WRITTEN REQUEST:
Below is a set of records; print all of them exactly as written.
--- START OF RECORDS SUPPLIED ---
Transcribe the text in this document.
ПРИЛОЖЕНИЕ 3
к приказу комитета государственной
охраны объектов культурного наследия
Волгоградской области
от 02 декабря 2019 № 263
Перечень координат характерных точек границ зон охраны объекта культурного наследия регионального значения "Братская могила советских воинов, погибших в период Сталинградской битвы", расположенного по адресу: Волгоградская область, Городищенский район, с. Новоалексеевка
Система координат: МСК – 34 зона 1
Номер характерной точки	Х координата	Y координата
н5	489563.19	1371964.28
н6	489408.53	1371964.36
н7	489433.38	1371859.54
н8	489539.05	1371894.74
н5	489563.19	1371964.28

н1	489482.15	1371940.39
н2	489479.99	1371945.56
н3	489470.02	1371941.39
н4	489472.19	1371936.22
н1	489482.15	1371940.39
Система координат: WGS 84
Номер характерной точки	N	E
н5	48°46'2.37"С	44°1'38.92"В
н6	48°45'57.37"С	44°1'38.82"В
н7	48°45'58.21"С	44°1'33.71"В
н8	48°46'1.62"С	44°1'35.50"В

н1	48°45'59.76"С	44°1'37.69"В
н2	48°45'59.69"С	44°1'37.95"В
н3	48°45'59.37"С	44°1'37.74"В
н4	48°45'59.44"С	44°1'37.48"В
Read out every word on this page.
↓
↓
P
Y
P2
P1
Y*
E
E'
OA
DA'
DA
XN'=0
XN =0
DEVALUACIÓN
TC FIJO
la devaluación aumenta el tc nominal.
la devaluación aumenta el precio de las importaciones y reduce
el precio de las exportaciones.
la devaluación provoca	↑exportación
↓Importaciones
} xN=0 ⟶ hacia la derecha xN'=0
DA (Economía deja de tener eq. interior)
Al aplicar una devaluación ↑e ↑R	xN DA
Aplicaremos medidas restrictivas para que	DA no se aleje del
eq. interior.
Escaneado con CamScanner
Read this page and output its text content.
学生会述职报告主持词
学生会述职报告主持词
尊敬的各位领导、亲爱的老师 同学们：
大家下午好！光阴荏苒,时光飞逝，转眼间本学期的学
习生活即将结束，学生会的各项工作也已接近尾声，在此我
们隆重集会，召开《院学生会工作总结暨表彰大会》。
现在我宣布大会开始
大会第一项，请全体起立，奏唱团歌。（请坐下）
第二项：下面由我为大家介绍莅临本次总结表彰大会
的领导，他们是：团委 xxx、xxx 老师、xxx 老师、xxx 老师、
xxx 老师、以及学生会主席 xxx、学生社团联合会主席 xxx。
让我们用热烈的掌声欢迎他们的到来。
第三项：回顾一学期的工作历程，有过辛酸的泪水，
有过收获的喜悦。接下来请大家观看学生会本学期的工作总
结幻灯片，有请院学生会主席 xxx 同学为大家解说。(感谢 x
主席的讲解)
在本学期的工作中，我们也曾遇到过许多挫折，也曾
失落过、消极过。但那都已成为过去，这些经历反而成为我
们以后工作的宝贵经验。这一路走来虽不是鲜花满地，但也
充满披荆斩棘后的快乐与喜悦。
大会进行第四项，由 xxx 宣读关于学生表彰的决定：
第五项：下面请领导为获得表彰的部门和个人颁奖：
--- END OF RECORDS SUPPLIED ---
THE RESULT:
Transcribe the text in this document.
ПРИЛОЖЕНИЕ 3
к приказу комитета государственной
охраны объектов культурного наследия
Волгоградской области
от 02 декабря 2019 № 263
Перечень координат характерных точек границ зон охраны объекта культурного наследия регионального значения "Братская могила советских воинов, погибших в период Сталинградской битвы", расположенного по адресу: Волгоградская область, Городищенский район, с. Новоалексеевка
Система координат: МСК – 34 зона 1
Номер характерной точки	Х координата	Y координата
н5	489563.19	1371964.28
н6	489408.53	1371964.36
н7	489433.38	1371859.54
н8	489539.05	1371894.74
н5	489563.19	1371964.28

н1	489482.15	1371940.39
н2	489479.99	1371945.56
н3	489470.02	1371941.39
н4	489472.19	1371936.22
н1	489482.15	1371940.39
Система координат: WGS 84
Номер характерной точки	N	E
н5	48°46'2.37"С	44°1'38.92"В
н6	48°45'57.37"С	44°1'38.82"В
н7	48°45'58.21"С	44°1'33.71"В
н8	48°46'1.62"С	44°1'35.50"В

н1	48°45'59.76"С	44°1'37.69"В
н2	48°45'59.69"С	44°1'37.95"В
н3	48°45'59.37"С	44°1'37.74"В
н4	48°45'59.44"С	44°1'37.48"В
Read out every word on this page.
↓
↓
P
Y
P2
P1
Y*
E
E'
OA
DA'
DA
XN'=0
XN =0
DEVALUACIÓN
TC FIJO
la devaluación aumenta el tc nominal.
la devaluación aumenta el precio de las importaciones y reduce
el precio de las exportaciones.
la devaluación provoca	↑exportación
↓Importaciones
} xN=0 ⟶ hacia la derecha xN'=0
DA (Economía deja de tener eq. interior)
Al aplicar una devaluación ↑e ↑R	xN DA
Aplicaremos medidas restrictivas para que	DA no se aleje del
eq. interior.
Escaneado con CamScanner
Read this page and output its text content.
学生会述职报告主持词
学生会述职报告主持词
尊敬的各位领导、亲爱的老师 同学们：
大家下午好！光阴荏苒,时光飞逝，转眼间本学期的学
习生活即将结束，学生会的各项工作也已接近尾声，在此我
们隆重集会，召开《院学生会工作总结暨表彰大会》。
现在我宣布大会开始
大会第一项，请全体起立，奏唱团歌。（请坐下）
第二项：下面由我为大家介绍莅临本次总结表彰大会
的领导，他们是：团委 xxx、xxx 老师、xxx 老师、xxx 老师、
xxx 老师、以及学生会主席 xxx、学生社团联合会主席 xxx。
让我们用热烈的掌声欢迎他们的到来。
第三项：回顾一学期的工作历程，有过辛酸的泪水，
有过收获的喜悦。接下来请大家观看学生会本学期的工作总
结幻灯片，有请院学生会主席 xxx 同学为大家解说。(感谢 x
主席的讲解)
在本学期的工作中，我们也曾遇到过许多挫折，也曾
失落过、消极过。但那都已成为过去，这些经历反而成为我
们以后工作的宝贵经验。这一路走来虽不是鲜花满地，但也
充满披荆斩棘后的快乐与喜悦。
大会进行第四项，由 xxx 宣读关于学生表彰的决定：
第五项：下面请领导为获得表彰的部门和个人颁奖：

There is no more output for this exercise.